--- Do this ---
Transcribe the material in full. Nothing should differ except that the pictures are left out.

(Stored data entries)
- - - - -
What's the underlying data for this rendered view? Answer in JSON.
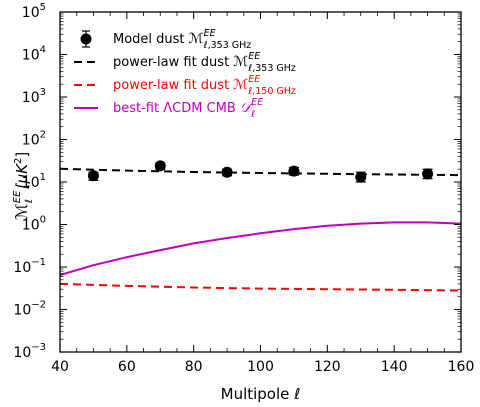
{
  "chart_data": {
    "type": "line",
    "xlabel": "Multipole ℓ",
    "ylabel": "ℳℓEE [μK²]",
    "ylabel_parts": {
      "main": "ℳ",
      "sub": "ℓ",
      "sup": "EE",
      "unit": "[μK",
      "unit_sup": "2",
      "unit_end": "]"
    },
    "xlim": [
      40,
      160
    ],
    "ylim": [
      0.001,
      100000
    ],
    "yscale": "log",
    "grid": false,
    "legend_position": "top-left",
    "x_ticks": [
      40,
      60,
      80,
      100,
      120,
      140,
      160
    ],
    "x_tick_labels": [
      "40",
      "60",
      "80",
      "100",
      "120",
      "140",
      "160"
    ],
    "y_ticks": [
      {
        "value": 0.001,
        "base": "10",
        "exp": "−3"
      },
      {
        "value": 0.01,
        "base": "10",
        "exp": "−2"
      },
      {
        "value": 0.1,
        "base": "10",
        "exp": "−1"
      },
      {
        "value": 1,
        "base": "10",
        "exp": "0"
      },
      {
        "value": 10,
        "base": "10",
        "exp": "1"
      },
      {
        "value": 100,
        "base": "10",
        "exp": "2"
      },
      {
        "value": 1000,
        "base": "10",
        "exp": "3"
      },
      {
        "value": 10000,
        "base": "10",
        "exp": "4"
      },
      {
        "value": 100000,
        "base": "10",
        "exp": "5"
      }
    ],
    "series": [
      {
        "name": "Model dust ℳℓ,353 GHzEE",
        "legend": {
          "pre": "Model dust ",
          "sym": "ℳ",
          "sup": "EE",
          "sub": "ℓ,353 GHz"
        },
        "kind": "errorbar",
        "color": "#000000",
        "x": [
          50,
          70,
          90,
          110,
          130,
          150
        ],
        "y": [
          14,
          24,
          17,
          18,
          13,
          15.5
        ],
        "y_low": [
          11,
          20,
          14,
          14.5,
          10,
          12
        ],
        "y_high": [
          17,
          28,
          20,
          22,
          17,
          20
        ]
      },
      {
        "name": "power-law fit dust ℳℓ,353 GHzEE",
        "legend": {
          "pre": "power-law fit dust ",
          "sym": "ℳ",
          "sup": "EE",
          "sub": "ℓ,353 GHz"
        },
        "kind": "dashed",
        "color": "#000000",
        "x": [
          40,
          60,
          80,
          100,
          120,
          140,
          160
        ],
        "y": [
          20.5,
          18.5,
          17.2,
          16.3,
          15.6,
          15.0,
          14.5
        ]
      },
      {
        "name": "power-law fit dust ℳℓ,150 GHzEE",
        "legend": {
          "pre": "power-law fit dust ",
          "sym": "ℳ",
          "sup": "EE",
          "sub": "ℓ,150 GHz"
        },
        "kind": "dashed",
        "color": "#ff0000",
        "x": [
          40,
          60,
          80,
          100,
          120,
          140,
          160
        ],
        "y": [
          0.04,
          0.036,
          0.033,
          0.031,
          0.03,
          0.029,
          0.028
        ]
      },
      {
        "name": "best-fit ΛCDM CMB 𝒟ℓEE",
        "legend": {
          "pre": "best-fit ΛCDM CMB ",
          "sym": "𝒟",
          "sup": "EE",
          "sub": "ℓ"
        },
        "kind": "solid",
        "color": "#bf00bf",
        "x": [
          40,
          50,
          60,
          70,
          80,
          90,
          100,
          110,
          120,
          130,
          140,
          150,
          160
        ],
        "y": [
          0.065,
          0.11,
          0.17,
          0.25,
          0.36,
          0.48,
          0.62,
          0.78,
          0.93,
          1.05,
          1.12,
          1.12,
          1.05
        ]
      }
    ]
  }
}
- - - - -
--- Task response ---
What's the underlying data for this rendered view? Answer in JSON.
{
  "chart_data": {
    "type": "line",
    "xlabel": "Multipole ℓ",
    "ylabel": "ℳℓEE [μK²]",
    "ylabel_parts": {
      "main": "ℳ",
      "sub": "ℓ",
      "sup": "EE",
      "unit": "[μK",
      "unit_sup": "2",
      "unit_end": "]"
    },
    "xlim": [
      40,
      160
    ],
    "ylim": [
      0.001,
      100000
    ],
    "yscale": "log",
    "grid": false,
    "legend_position": "top-left",
    "x_ticks": [
      40,
      60,
      80,
      100,
      120,
      140,
      160
    ],
    "x_tick_labels": [
      "40",
      "60",
      "80",
      "100",
      "120",
      "140",
      "160"
    ],
    "y_ticks": [
      {
        "value": 0.001,
        "base": "10",
        "exp": "−3"
      },
      {
        "value": 0.01,
        "base": "10",
        "exp": "−2"
      },
      {
        "value": 0.1,
        "base": "10",
        "exp": "−1"
      },
      {
        "value": 1,
        "base": "10",
        "exp": "0"
      },
      {
        "value": 10,
        "base": "10",
        "exp": "1"
      },
      {
        "value": 100,
        "base": "10",
        "exp": "2"
      },
      {
        "value": 1000,
        "base": "10",
        "exp": "3"
      },
      {
        "value": 10000,
        "base": "10",
        "exp": "4"
      },
      {
        "value": 100000,
        "base": "10",
        "exp": "5"
      }
    ],
    "series": [
      {
        "name": "Model dust ℳℓ,353 GHzEE",
        "legend": {
          "pre": "Model dust ",
          "sym": "ℳ",
          "sup": "EE",
          "sub": "ℓ,353 GHz"
        },
        "kind": "errorbar",
        "color": "#000000",
        "x": [
          50,
          70,
          90,
          110,
          130,
          150
        ],
        "y": [
          14,
          24,
          17,
          18,
          13,
          15.5
        ],
        "y_low": [
          11,
          20,
          14,
          14.5,
          10,
          12
        ],
        "y_high": [
          17,
          28,
          20,
          22,
          17,
          20
        ]
      },
      {
        "name": "power-law fit dust ℳℓ,353 GHzEE",
        "legend": {
          "pre": "power-law fit dust ",
          "sym": "ℳ",
          "sup": "EE",
          "sub": "ℓ,353 GHz"
        },
        "kind": "dashed",
        "color": "#000000",
        "x": [
          40,
          60,
          80,
          100,
          120,
          140,
          160
        ],
        "y": [
          20.5,
          18.5,
          17.2,
          16.3,
          15.6,
          15.0,
          14.5
        ]
      },
      {
        "name": "power-law fit dust ℳℓ,150 GHzEE",
        "legend": {
          "pre": "power-law fit dust ",
          "sym": "ℳ",
          "sup": "EE",
          "sub": "ℓ,150 GHz"
        },
        "kind": "dashed",
        "color": "#ff0000",
        "x": [
          40,
          60,
          80,
          100,
          120,
          140,
          160
        ],
        "y": [
          0.04,
          0.036,
          0.033,
          0.031,
          0.03,
          0.029,
          0.028
        ]
      },
      {
        "name": "best-fit ΛCDM CMB 𝒟ℓEE",
        "legend": {
          "pre": "best-fit ΛCDM CMB ",
          "sym": "𝒟",
          "sup": "EE",
          "sub": "ℓ"
        },
        "kind": "solid",
        "color": "#bf00bf",
        "x": [
          40,
          50,
          60,
          70,
          80,
          90,
          100,
          110,
          120,
          130,
          140,
          150,
          160
        ],
        "y": [
          0.065,
          0.11,
          0.17,
          0.25,
          0.36,
          0.48,
          0.62,
          0.78,
          0.93,
          1.05,
          1.12,
          1.12,
          1.05
        ]
      }
    ]
  }
}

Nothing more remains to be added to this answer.